#### Data extract
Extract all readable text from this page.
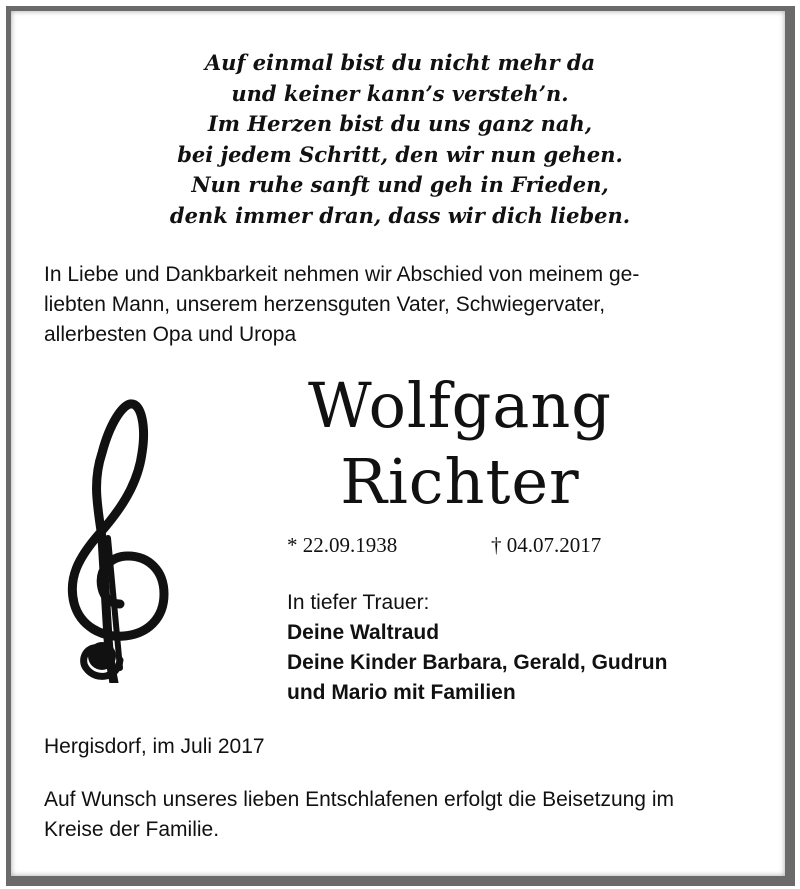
Auf einmal bist du nicht mehr da
und keiner kann’s versteh’n.
Im Herzen bist du uns ganz nah,
bei jedem Schritt, den wir nun gehen.
Nun ruhe sanft und geh in Frieden,
denk immer dran, dass wir dich lieben.
In Liebe und Dankbarkeit nehmen wir Abschied von meinem ge-
liebten Mann, unserem herzensguten Vater, Schwiegervater,
allerbesten Opa und Uropa
Wolfgang
Richter
* 22.09.1938	† 04.07.2017
In tiefer Trauer:
Deine Waltraud
Deine Kinder Barbara, Gerald, Gudrun
und Mario mit Familien
Hergisdorf, im Juli 2017
Auf Wunsch unseres lieben Entschlafenen erfolgt die Beisetzung im
Kreise der Familie.
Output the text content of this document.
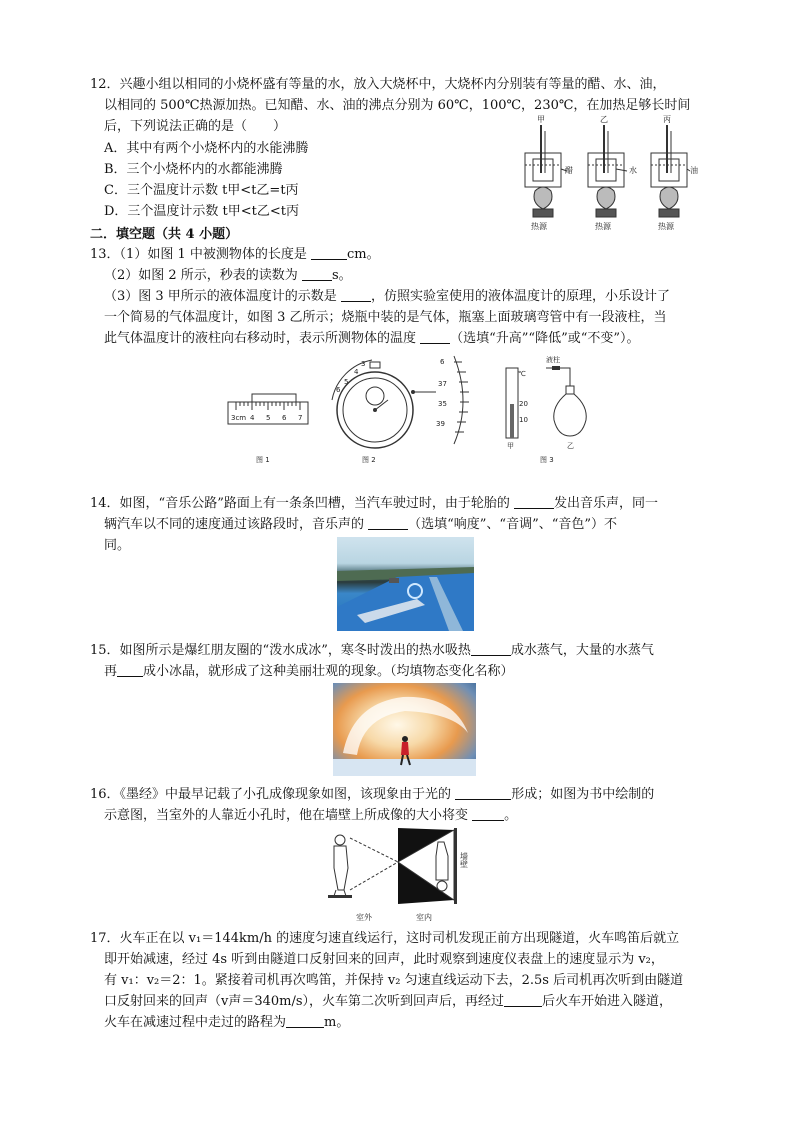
12．兴趣小组以相同的小烧杯盛有等量的水，放入大烧杯中，大烧杯内分别装有等量的醋、水、油，
以相同的 500℃热源加热。已知醋、水、油的沸点分别为 60℃，100℃，230℃，在加热足够长时间
后，下列说法正确的是（　　）
A．其中有两个小烧杯内的水能沸腾
B．三个小烧杯内的水都能沸腾
C．三个温度计示数 t甲<t乙=t丙
D．三个温度计示数 t甲<t乙<t丙
甲	乙	丙
醋	水	油
热源	热源	热源
二．填空题（共 4 小题）
13．（1）如图 1 中被测物体的长度是	cm。
（2）如图 2 所示，秒表的读数为 s。
（3）图 3 甲所示的液体温度计的示数是 ，仿照实验室使用的液体温度计的原理，小乐设计了
一个简易的气体温度计，如图 3 乙所示；烧瓶中装的是气体，瓶塞上面玻璃弯管中有一段液柱，当
此气体温度计的液柱向右移动时，表示所测物体的温度 （选填“升高”“降低”或“不变”）。
3cm 4 5 6 7
图 1
3
4
5
6
6
37
35
39
图 2
℃
20
10
甲
液柱
乙
图 3
14．如图，“音乐公路”路面上有一条条凹槽，当汽车驶过时，由于轮胎的	发出音乐声，同一
辆汽车以不同的速度通过该路段时，音乐声的	（选填“响度”、“音调”、“音色”）不
同。
15．如图所示是爆红朋友圈的“泼水成冰”，寒冬时泼出的热水吸热	成水蒸气，大量的水蒸气
再 成小冰晶，就形成了这种美丽壮观的现象。（均填物态变化名称）
16．《墨经》中最早记载了小孔成像现象如图，该现象由于光的	形成；如图为书中绘制的
示意图，当室外的人靠近小孔时，他在墙壁上所成像的大小将变 。
墙壁
室外	室内
17．火车正在以 v₁＝144km/h 的速度匀速直线运行，这时司机发现正前方出现隧道，火车鸣笛后就立
即开始减速，经过 4s 听到由隧道口反射回来的回声，此时观察到速度仪表盘上的速度显示为 v₂，
有 v₁：v₂＝2：1。紧接着司机再次鸣笛，并保持 v₂ 匀速直线运动下去，2.5s 后司机再次听到由隧道
口反射回来的回声（v声＝340m/s），火车第二次听到回声后，再经过	后火车开始进入隧道，
火车在减速过程中走过的路程为	m。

#### Given problem
Each line in the listing above either holds the string "bist" or does not; state how many do, giving the number only.

#### Problem solution
2